• Job: Below is some material; set it all down exactly, apart from the pictures.

Source records

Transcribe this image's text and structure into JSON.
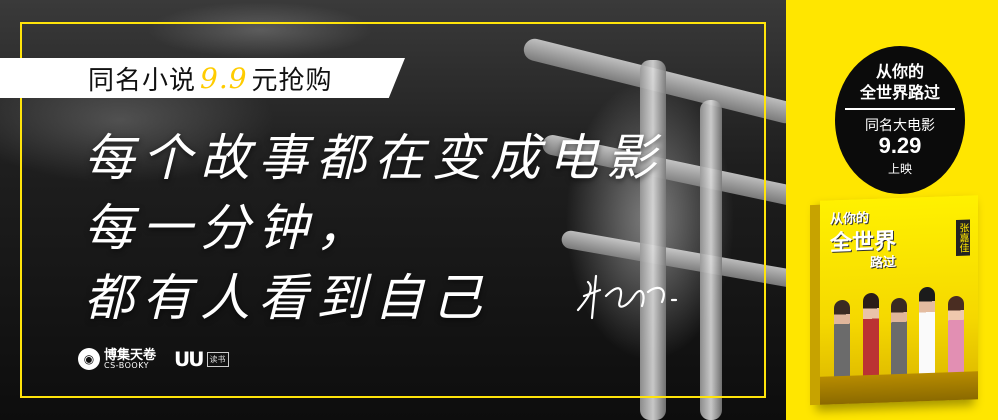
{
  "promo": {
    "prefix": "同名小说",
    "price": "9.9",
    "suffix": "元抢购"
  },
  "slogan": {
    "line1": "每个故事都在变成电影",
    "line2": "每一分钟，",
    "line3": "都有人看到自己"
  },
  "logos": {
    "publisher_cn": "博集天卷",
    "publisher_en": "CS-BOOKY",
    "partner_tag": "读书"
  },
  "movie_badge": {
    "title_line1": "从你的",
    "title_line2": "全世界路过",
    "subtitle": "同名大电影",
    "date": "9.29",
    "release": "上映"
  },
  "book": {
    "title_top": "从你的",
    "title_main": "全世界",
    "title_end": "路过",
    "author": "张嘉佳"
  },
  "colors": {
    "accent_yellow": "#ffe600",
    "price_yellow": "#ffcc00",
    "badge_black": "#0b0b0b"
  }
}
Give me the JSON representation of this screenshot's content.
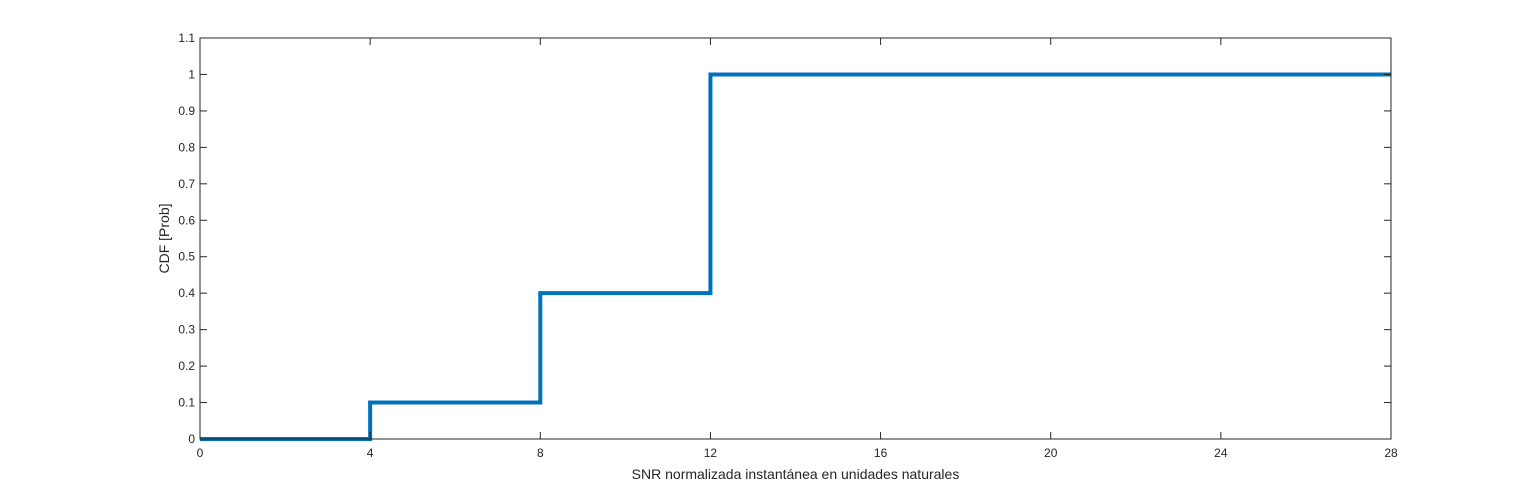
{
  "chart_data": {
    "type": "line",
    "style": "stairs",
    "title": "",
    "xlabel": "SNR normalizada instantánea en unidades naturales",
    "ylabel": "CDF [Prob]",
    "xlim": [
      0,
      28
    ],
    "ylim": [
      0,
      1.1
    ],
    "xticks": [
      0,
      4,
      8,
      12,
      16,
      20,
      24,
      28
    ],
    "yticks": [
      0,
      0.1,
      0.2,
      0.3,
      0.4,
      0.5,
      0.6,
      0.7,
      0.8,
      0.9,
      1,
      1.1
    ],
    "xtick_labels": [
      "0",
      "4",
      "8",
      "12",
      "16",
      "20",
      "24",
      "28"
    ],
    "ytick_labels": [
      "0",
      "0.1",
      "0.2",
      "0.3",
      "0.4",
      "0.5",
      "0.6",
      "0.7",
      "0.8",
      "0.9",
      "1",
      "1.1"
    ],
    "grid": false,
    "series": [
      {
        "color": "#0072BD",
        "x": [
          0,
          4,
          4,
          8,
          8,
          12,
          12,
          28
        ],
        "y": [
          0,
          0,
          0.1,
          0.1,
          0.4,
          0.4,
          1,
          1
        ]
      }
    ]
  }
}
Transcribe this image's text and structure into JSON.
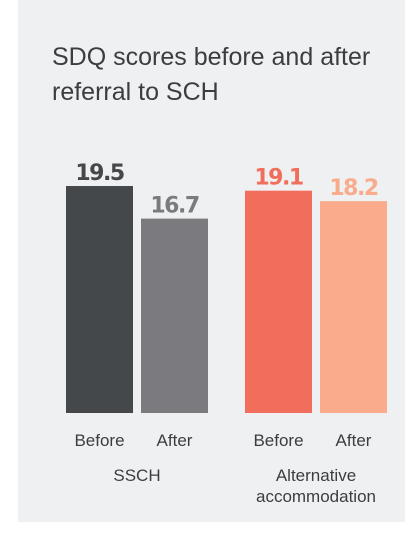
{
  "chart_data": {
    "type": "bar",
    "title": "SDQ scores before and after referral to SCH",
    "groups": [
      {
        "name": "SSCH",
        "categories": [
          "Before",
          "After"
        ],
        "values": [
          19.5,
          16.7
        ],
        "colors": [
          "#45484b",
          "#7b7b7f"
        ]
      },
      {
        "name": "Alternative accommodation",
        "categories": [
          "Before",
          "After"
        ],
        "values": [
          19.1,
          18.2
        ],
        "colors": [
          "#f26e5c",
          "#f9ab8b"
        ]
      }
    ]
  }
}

• Correct output:
Transcribe this image's text and structure into JSON.
{
  "promo": {
    "prefix": "同名小说",
    "price": "9.9",
    "suffix": "元抢购"
  },
  "slogan": {
    "line1": "每个故事都在变成电影",
    "line2": "每一分钟，",
    "line3": "都有人看到自己"
  },
  "logos": {
    "publisher_cn": "博集天卷",
    "publisher_en": "CS-BOOKY",
    "partner_tag": "读书"
  },
  "movie_badge": {
    "title_line1": "从你的",
    "title_line2": "全世界路过",
    "subtitle": "同名大电影",
    "date": "9.29",
    "release": "上映"
  },
  "book": {
    "title_top": "从你的",
    "title_main": "全世界",
    "title_end": "路过",
    "author": "张嘉佳"
  },
  "colors": {
    "accent_yellow": "#ffe600",
    "price_yellow": "#ffcc00",
    "badge_black": "#0b0b0b"
  }
}
Give me the JSON representation of this screenshot's content.
{
  "chart_data": {
    "type": "line",
    "style": "stairs",
    "title": "",
    "xlabel": "SNR normalizada instantánea en unidades naturales",
    "ylabel": "CDF [Prob]",
    "xlim": [
      0,
      28
    ],
    "ylim": [
      0,
      1.1
    ],
    "xticks": [
      0,
      4,
      8,
      12,
      16,
      20,
      24,
      28
    ],
    "yticks": [
      0,
      0.1,
      0.2,
      0.3,
      0.4,
      0.5,
      0.6,
      0.7,
      0.8,
      0.9,
      1,
      1.1
    ],
    "xtick_labels": [
      "0",
      "4",
      "8",
      "12",
      "16",
      "20",
      "24",
      "28"
    ],
    "ytick_labels": [
      "0",
      "0.1",
      "0.2",
      "0.3",
      "0.4",
      "0.5",
      "0.6",
      "0.7",
      "0.8",
      "0.9",
      "1",
      "1.1"
    ],
    "grid": false,
    "series": [
      {
        "color": "#0072BD",
        "x": [
          0,
          4,
          4,
          8,
          8,
          12,
          12,
          28
        ],
        "y": [
          0,
          0,
          0.1,
          0.1,
          0.4,
          0.4,
          1,
          1
        ]
      }
    ]
  }
}
Transcribe this image's text and structure into JSON.
{
  "chart_data": {
    "type": "bar",
    "title": "SDQ scores before and after referral to SCH",
    "groups": [
      {
        "name": "SSCH",
        "categories": [
          "Before",
          "After"
        ],
        "values": [
          19.5,
          16.7
        ],
        "colors": [
          "#45484b",
          "#7b7b7f"
        ]
      },
      {
        "name": "Alternative accommodation",
        "categories": [
          "Before",
          "After"
        ],
        "values": [
          19.1,
          18.2
        ],
        "colors": [
          "#f26e5c",
          "#f9ab8b"
        ]
      }
    ]
  }
}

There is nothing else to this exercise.